** TASK INPUT **
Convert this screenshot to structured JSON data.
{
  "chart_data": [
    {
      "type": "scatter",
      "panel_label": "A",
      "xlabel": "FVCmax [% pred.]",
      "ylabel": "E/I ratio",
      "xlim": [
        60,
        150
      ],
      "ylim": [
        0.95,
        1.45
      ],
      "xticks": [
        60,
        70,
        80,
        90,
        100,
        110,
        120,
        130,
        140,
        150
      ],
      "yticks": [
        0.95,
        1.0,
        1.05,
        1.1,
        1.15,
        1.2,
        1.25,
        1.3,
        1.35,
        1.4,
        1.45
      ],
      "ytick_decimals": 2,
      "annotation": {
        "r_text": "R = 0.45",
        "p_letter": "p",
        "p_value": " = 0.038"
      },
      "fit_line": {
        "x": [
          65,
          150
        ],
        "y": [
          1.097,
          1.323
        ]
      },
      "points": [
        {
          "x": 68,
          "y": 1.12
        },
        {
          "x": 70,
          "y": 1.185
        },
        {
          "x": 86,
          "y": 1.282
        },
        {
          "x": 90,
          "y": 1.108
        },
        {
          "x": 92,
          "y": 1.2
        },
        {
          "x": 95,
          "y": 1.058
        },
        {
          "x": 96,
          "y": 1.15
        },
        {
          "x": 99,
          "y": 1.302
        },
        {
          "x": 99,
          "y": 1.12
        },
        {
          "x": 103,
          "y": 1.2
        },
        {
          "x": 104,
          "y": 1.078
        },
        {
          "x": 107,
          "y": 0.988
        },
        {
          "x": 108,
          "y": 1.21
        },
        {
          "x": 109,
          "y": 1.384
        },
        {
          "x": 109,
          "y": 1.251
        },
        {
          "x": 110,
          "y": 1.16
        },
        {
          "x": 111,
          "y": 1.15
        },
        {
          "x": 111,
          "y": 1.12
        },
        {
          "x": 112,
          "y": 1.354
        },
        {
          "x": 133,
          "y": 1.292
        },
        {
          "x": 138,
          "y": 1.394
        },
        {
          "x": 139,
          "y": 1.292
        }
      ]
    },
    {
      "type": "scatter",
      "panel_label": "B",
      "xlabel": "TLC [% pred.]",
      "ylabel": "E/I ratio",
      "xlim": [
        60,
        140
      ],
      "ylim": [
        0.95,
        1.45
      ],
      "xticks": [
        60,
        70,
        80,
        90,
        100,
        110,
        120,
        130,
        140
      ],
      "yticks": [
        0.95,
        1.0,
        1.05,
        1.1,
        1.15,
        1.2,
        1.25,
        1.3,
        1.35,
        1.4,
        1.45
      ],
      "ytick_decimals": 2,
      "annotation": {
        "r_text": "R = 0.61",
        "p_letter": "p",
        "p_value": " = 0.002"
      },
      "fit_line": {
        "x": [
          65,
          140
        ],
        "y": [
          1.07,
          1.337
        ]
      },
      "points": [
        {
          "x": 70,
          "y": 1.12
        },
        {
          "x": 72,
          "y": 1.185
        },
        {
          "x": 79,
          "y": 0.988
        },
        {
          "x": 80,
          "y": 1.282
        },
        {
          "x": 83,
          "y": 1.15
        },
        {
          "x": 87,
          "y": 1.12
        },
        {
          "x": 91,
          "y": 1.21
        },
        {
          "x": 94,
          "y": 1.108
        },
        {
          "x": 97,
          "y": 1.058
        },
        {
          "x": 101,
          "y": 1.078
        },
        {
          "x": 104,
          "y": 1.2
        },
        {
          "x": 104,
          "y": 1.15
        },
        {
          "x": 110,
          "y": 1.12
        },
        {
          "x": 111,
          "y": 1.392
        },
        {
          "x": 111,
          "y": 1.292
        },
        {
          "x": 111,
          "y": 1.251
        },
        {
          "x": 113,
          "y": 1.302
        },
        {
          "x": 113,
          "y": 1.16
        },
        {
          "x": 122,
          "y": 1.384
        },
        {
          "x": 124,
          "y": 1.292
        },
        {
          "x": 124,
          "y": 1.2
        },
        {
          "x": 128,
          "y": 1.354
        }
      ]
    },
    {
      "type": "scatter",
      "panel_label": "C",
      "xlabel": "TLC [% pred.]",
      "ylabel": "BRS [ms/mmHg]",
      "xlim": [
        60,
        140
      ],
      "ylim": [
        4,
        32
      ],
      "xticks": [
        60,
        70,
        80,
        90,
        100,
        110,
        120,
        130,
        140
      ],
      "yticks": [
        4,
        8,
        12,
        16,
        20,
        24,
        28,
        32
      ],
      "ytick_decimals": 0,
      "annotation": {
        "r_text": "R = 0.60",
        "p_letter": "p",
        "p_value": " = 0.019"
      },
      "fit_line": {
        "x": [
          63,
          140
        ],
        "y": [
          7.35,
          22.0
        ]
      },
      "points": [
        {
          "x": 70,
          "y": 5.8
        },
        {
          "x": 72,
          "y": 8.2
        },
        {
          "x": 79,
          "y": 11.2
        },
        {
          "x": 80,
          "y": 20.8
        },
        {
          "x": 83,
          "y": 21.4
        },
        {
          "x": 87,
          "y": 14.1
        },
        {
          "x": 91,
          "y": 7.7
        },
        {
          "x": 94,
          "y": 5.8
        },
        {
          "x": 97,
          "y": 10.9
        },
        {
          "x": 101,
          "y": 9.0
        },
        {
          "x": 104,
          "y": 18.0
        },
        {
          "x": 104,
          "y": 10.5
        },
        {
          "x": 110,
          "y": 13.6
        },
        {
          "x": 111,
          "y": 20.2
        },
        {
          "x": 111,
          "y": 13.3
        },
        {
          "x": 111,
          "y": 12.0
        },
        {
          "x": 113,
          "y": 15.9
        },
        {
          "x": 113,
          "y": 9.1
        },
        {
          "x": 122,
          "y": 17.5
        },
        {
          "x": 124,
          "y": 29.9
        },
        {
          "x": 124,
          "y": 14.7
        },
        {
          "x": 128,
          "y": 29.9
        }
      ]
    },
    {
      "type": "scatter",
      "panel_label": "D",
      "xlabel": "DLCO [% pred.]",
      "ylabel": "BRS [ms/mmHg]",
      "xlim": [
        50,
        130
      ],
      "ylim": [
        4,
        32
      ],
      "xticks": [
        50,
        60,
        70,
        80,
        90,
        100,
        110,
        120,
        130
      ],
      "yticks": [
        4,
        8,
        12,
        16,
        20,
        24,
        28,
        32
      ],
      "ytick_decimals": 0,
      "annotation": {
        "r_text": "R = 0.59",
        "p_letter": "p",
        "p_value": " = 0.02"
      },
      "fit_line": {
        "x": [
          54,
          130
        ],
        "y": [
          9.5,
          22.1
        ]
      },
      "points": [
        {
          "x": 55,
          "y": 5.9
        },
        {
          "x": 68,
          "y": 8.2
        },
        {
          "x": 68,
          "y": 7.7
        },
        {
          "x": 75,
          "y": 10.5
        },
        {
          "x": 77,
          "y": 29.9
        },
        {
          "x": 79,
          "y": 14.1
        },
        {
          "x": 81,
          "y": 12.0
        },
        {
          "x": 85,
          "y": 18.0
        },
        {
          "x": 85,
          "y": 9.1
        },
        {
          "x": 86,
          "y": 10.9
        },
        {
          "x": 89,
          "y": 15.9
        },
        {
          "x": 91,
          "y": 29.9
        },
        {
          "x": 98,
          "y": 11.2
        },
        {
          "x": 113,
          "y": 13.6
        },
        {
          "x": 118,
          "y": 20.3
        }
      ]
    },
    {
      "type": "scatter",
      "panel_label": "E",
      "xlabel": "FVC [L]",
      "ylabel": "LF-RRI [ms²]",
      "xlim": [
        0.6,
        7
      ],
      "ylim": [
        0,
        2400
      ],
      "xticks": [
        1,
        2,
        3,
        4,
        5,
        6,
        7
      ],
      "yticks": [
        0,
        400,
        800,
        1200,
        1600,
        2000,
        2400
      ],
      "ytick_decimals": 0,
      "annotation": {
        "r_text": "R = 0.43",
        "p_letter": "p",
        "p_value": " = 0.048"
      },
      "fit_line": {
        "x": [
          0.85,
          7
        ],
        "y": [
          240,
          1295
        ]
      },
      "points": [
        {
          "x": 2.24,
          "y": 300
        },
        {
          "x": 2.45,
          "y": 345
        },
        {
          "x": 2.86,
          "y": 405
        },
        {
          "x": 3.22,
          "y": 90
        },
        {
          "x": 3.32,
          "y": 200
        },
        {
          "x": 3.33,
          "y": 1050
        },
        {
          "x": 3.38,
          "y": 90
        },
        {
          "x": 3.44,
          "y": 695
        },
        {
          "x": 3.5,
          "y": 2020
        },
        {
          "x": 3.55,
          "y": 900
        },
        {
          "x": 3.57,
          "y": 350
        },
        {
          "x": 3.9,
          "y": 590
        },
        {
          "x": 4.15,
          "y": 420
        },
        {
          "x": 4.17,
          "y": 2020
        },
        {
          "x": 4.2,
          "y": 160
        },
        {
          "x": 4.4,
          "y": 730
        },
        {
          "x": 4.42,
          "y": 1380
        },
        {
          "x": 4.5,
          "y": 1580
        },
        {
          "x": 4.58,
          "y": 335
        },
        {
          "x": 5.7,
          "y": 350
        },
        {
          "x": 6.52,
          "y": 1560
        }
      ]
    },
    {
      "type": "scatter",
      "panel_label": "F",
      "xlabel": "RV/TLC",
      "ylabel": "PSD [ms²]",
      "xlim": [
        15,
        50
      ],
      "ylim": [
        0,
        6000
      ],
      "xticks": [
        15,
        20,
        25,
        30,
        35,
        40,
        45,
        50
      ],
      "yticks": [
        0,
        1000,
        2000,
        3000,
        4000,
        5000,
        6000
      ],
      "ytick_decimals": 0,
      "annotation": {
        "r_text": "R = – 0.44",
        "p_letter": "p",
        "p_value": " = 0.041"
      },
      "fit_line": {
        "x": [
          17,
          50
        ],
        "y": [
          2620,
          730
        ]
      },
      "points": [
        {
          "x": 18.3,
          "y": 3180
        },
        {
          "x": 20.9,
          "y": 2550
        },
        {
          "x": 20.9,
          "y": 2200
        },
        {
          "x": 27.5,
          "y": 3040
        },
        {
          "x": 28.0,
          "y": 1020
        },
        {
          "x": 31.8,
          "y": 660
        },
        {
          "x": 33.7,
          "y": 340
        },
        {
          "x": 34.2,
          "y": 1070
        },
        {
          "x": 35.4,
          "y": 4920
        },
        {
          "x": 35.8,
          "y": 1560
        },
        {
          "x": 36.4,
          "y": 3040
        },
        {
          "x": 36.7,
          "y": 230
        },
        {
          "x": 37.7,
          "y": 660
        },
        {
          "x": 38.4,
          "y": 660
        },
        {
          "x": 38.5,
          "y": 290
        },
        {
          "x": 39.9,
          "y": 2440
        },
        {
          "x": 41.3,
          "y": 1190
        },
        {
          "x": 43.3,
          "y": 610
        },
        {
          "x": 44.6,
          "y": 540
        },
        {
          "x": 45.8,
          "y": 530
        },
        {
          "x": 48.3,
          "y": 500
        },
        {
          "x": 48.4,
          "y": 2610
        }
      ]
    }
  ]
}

---

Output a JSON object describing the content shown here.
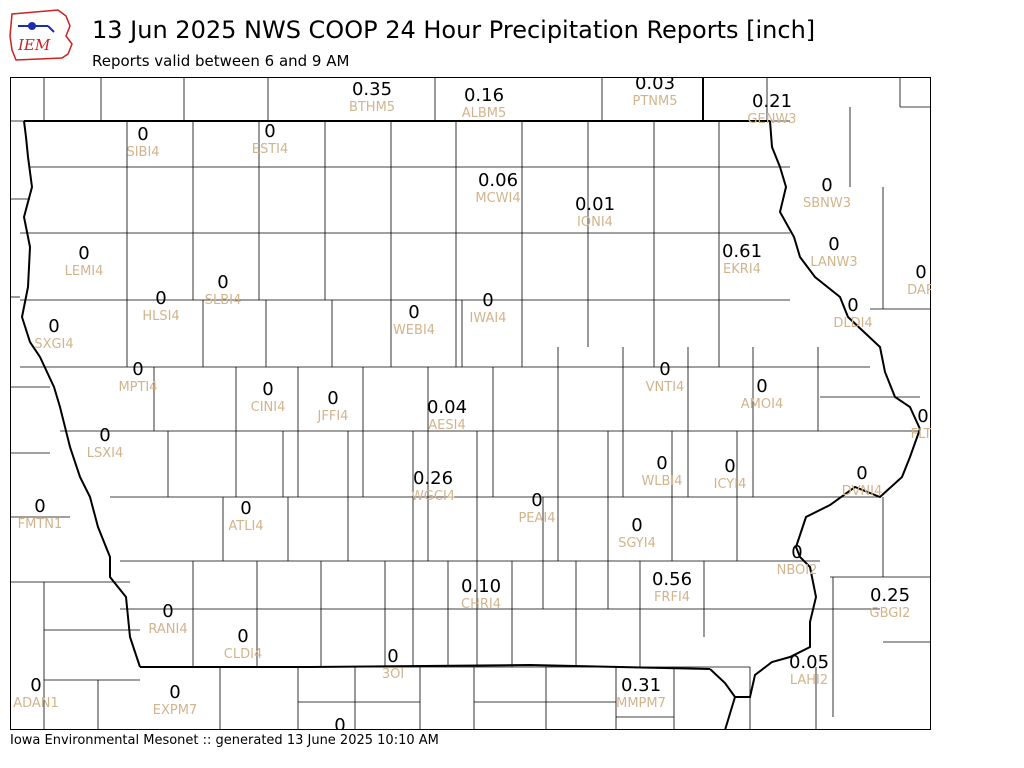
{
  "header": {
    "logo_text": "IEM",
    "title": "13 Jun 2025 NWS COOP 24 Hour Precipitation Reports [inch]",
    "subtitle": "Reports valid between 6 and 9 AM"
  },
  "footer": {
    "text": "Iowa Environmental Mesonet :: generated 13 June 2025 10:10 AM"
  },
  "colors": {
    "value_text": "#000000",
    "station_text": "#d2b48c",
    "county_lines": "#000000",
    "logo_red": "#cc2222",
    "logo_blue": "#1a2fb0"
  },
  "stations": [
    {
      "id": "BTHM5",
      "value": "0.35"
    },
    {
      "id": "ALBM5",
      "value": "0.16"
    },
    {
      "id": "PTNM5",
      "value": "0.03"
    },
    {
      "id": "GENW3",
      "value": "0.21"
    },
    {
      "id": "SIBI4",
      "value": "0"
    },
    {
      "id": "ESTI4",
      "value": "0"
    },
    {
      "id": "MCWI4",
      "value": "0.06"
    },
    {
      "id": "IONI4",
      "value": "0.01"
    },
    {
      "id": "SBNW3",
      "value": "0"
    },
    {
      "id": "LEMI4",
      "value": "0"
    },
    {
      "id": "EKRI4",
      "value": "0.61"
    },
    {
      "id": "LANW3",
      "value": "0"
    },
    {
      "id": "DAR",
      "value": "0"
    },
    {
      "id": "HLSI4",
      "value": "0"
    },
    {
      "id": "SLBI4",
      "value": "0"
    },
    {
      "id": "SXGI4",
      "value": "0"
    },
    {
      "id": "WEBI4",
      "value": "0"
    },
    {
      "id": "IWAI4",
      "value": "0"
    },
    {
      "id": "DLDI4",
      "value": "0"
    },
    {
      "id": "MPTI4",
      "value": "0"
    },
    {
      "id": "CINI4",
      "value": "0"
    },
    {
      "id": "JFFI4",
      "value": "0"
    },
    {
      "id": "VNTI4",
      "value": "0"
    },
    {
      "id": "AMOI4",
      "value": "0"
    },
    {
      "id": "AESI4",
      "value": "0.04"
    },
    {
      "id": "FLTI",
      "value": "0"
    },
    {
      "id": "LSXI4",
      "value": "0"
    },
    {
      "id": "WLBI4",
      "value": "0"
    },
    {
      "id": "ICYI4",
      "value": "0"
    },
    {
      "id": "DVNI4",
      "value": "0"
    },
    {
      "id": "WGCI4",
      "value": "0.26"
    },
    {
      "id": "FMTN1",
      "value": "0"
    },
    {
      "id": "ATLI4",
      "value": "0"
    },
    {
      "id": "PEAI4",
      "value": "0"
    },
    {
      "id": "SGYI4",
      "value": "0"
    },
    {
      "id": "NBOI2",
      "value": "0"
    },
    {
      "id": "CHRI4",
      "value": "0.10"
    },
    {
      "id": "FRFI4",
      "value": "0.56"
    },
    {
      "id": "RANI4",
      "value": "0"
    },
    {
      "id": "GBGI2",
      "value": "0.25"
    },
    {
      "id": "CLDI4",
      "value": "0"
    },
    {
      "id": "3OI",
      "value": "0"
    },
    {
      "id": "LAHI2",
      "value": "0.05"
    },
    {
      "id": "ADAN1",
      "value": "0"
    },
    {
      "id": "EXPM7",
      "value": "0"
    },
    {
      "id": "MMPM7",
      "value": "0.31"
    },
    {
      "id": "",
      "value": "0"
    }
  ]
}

* * *

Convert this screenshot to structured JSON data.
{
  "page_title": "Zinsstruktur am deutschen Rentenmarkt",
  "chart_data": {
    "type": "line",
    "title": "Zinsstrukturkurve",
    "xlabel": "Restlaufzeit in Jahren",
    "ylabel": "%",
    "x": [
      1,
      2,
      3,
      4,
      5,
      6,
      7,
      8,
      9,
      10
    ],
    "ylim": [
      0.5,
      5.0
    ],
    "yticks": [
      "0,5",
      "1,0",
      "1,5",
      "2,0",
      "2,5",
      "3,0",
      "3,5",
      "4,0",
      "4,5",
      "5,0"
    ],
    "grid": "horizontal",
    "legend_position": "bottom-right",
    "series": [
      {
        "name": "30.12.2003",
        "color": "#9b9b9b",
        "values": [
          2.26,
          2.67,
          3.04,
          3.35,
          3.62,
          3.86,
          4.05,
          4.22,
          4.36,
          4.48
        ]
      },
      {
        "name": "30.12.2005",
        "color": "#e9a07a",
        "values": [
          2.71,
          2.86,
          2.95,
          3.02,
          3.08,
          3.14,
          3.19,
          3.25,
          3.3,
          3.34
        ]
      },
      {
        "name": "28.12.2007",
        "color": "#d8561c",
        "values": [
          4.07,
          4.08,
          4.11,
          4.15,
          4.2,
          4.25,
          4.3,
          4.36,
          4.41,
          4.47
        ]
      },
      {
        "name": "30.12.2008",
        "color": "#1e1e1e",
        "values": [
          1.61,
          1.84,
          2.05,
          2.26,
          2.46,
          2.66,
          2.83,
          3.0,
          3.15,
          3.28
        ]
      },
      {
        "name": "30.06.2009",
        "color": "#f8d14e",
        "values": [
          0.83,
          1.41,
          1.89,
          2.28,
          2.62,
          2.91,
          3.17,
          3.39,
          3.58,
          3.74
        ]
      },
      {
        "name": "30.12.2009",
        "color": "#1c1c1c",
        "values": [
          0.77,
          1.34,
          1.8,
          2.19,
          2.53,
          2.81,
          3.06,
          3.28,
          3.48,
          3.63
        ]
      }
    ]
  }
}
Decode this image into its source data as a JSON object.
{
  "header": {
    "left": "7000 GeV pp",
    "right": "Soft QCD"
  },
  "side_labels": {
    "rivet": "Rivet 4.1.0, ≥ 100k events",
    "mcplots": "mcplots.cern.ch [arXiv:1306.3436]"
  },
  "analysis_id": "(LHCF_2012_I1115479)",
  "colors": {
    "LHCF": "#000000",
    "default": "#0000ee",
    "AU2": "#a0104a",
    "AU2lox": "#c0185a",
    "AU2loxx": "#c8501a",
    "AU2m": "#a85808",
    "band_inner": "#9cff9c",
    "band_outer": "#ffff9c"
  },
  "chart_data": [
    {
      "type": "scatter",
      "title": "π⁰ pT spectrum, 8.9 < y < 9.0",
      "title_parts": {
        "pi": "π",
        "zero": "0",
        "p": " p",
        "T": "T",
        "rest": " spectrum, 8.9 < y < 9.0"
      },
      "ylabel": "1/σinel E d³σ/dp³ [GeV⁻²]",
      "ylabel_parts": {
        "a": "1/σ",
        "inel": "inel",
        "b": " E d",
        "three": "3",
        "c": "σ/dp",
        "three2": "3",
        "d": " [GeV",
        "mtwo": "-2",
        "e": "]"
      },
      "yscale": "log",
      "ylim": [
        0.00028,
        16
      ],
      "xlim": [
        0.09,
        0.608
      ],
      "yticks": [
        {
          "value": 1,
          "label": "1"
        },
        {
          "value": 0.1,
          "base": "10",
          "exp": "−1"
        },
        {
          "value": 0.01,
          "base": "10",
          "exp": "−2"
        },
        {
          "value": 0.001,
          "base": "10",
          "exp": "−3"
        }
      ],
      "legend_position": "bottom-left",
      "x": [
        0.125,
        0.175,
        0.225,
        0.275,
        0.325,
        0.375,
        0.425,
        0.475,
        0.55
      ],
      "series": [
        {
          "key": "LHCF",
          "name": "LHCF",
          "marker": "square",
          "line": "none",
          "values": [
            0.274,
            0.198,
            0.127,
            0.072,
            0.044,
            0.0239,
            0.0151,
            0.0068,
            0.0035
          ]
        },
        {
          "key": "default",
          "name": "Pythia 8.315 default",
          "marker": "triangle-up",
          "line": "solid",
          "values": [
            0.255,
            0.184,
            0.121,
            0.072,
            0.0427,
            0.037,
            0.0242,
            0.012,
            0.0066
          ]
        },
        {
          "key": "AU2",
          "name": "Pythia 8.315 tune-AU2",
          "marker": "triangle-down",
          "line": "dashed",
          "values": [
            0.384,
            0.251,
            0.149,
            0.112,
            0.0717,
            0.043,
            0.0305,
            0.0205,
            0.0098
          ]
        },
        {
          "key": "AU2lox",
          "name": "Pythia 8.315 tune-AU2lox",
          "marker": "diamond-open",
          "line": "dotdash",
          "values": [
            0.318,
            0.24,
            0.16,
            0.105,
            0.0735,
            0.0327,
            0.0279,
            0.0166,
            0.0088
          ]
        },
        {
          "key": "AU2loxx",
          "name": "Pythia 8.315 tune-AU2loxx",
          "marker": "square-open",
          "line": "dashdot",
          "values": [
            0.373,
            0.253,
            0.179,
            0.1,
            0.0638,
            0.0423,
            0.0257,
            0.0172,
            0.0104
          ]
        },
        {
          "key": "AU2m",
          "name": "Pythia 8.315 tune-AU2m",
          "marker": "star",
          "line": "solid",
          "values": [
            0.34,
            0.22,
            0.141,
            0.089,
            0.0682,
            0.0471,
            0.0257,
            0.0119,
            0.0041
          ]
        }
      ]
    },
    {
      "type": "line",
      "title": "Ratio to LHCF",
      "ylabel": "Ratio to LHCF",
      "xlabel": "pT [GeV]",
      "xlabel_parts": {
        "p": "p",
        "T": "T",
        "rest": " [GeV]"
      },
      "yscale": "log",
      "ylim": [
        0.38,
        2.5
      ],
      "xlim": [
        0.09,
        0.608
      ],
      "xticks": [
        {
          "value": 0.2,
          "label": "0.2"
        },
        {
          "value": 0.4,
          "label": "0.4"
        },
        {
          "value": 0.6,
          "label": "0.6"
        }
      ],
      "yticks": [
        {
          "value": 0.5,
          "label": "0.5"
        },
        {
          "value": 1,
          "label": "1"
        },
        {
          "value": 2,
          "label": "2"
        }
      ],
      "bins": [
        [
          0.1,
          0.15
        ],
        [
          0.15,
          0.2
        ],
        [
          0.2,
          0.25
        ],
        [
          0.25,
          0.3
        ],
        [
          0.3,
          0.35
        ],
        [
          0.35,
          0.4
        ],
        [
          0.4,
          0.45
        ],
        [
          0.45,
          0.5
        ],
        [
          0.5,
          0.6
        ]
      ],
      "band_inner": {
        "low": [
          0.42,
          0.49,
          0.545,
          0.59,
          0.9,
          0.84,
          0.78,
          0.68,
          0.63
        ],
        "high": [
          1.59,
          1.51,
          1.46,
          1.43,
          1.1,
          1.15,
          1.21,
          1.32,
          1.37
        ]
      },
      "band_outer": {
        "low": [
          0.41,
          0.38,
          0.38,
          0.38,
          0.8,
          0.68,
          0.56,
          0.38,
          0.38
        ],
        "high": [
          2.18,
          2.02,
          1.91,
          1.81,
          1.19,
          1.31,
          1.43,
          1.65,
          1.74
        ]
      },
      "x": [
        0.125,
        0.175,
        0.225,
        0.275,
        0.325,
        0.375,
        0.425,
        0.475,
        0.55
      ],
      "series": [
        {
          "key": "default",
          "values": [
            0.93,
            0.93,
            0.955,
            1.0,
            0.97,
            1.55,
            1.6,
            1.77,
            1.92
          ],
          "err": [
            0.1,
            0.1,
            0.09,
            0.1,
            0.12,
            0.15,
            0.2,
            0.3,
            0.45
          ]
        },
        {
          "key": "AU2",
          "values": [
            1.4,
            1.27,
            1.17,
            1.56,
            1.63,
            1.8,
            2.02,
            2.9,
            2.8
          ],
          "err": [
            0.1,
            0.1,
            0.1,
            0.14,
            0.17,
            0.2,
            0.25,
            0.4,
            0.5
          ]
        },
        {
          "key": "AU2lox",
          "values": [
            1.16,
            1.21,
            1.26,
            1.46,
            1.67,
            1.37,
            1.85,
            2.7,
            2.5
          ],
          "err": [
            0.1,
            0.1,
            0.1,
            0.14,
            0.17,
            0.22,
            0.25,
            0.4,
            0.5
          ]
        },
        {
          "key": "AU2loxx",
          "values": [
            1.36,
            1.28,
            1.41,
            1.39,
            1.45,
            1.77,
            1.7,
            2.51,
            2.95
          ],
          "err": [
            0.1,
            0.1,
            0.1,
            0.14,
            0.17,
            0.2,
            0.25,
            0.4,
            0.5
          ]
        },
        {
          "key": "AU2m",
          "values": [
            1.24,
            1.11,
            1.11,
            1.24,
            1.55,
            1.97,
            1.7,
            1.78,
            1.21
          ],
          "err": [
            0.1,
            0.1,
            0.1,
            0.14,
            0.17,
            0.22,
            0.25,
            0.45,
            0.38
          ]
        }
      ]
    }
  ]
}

** TO DO **
List the lines that contain the word "bottom".

** SOLUTION FOR THIS PROBLEM **
    "legend_position": "bottom-right",
      "legend_position": "bottom-left",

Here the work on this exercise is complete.